Count every line in the data below where "depth" occurs, then state that number and nothing more.

_LISTED ENTRIES_
——
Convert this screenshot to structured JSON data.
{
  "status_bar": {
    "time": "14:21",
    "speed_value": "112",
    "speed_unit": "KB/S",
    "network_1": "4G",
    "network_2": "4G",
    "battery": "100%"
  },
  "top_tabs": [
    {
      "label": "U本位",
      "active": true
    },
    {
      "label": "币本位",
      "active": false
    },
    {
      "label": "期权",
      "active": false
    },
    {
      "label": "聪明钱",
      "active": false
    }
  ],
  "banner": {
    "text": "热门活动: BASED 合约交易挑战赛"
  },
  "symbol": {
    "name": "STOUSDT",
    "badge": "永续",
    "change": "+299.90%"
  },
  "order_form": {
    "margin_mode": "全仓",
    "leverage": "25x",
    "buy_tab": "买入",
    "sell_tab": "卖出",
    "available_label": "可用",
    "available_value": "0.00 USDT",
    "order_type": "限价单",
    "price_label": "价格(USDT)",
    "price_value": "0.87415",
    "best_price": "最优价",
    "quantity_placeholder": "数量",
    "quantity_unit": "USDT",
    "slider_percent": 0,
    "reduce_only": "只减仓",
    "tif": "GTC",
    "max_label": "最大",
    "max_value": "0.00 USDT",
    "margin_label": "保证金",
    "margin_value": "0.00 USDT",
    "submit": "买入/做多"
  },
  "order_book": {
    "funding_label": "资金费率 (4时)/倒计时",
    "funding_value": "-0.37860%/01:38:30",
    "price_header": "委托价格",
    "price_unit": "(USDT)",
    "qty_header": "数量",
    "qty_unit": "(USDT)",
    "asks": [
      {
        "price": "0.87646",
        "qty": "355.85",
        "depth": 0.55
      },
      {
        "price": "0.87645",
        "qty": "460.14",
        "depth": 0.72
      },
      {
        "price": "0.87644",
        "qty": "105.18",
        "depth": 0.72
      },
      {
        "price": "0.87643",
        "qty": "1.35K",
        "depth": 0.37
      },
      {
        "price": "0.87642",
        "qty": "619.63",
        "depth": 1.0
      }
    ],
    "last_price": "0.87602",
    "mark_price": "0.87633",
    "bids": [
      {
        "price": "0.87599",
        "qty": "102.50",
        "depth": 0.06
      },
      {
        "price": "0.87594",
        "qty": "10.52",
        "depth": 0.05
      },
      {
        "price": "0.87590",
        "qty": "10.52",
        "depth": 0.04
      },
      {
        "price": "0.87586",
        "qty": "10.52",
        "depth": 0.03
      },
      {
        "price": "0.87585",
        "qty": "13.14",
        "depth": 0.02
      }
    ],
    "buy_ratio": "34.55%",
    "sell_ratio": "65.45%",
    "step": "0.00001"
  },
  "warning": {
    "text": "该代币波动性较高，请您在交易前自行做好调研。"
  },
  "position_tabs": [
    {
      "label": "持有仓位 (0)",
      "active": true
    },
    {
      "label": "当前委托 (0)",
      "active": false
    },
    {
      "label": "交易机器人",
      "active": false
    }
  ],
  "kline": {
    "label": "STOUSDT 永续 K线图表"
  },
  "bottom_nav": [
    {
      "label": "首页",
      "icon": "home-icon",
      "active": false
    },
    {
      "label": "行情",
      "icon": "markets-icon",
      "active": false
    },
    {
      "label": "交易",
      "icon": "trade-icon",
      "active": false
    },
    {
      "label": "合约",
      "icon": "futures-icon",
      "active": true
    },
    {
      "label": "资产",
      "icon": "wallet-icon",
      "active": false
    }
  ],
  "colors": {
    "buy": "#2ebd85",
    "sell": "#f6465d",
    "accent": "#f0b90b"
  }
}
——
_THE SOLUTION_
10